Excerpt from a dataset
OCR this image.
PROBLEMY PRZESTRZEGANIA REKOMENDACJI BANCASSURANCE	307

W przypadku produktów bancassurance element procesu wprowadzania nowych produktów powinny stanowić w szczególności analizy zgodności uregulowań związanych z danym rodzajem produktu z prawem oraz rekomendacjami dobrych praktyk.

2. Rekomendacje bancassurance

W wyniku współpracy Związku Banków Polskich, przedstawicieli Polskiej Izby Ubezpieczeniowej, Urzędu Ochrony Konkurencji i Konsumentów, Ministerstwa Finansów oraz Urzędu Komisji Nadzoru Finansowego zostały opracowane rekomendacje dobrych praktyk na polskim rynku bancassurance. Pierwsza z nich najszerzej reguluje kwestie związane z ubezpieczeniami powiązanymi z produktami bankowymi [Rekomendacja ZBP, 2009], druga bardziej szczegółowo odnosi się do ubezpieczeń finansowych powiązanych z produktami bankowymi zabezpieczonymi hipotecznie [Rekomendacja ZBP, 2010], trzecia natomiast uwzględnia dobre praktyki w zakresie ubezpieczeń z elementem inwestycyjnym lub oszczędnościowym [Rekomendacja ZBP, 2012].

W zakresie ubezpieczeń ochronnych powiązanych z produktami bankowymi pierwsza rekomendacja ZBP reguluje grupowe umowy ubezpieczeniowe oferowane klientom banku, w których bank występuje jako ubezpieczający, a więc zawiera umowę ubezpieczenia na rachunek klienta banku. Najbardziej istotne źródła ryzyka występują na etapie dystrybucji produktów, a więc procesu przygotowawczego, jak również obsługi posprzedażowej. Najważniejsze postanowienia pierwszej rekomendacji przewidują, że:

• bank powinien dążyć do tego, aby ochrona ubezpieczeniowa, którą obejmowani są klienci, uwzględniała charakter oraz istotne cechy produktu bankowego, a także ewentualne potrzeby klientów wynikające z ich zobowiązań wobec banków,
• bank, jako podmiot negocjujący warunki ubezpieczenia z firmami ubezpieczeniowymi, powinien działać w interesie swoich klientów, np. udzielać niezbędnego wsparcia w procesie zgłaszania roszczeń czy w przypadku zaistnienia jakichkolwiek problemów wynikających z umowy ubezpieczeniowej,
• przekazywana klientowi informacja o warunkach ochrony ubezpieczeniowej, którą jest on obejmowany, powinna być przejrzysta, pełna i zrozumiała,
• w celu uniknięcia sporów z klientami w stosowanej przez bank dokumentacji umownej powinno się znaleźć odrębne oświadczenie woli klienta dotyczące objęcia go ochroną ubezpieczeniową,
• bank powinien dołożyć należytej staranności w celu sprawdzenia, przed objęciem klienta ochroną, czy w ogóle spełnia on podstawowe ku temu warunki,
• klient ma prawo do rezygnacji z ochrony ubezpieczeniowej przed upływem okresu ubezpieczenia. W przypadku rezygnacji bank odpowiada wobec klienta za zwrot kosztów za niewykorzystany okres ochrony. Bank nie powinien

▶ **GOAL OF THE EXERCISE**
Make a verbatim copy of every entry shown above.

▶ **ANSWER TO THE TASK**
OCR this image.
PROBLEMY PRZESTRZEGANIA REKOMENDACJI BANCASSURANCE	307

W przypadku produktów bancassurance element procesu wprowadzania nowych produktów powinny stanowić w szczególności analizy zgodności uregulowań związanych z danym rodzajem produktu z prawem oraz rekomendacjami dobrych praktyk.

2. Rekomendacje bancassurance

W wyniku współpracy Związku Banków Polskich, przedstawicieli Polskiej Izby Ubezpieczeniowej, Urzędu Ochrony Konkurencji i Konsumentów, Ministerstwa Finansów oraz Urzędu Komisji Nadzoru Finansowego zostały opracowane rekomendacje dobrych praktyk na polskim rynku bancassurance. Pierwsza z nich najszerzej reguluje kwestie związane z ubezpieczeniami powiązanymi z produktami bankowymi [Rekomendacja ZBP, 2009], druga bardziej szczegółowo odnosi się do ubezpieczeń finansowych powiązanych z produktami bankowymi zabezpieczonymi hipotecznie [Rekomendacja ZBP, 2010], trzecia natomiast uwzględnia dobre praktyki w zakresie ubezpieczeń z elementem inwestycyjnym lub oszczędnościowym [Rekomendacja ZBP, 2012].

W zakresie ubezpieczeń ochronnych powiązanych z produktami bankowymi pierwsza rekomendacja ZBP reguluje grupowe umowy ubezpieczeniowe oferowane klientom banku, w których bank występuje jako ubezpieczający, a więc zawiera umowę ubezpieczenia na rachunek klienta banku. Najbardziej istotne źródła ryzyka występują na etapie dystrybucji produktów, a więc procesu przygotowawczego, jak również obsługi posprzedażowej. Najważniejsze postanowienia pierwszej rekomendacji przewidują, że:

• bank powinien dążyć do tego, aby ochrona ubezpieczeniowa, którą obejmowani są klienci, uwzględniała charakter oraz istotne cechy produktu bankowego, a także ewentualne potrzeby klientów wynikające z ich zobowiązań wobec banków,
• bank, jako podmiot negocjujący warunki ubezpieczenia z firmami ubezpieczeniowymi, powinien działać w interesie swoich klientów, np. udzielać niezbędnego wsparcia w procesie zgłaszania roszczeń czy w przypadku zaistnienia jakichkolwiek problemów wynikających z umowy ubezpieczeniowej,
• przekazywana klientowi informacja o warunkach ochrony ubezpieczeniowej, którą jest on obejmowany, powinna być przejrzysta, pełna i zrozumiała,
• w celu uniknięcia sporów z klientami w stosowanej przez bank dokumentacji umownej powinno się znaleźć odrębne oświadczenie woli klienta dotyczące objęcia go ochroną ubezpieczeniową,
• bank powinien dołożyć należytej staranności w celu sprawdzenia, przed objęciem klienta ochroną, czy w ogóle spełnia on podstawowe ku temu warunki,
• klient ma prawo do rezygnacji z ochrony ubezpieczeniowej przed upływem okresu ubezpieczenia. W przypadku rezygnacji bank odpowiada wobec klienta za zwrot kosztów za niewykorzystany okres ochrony. Bank nie powinien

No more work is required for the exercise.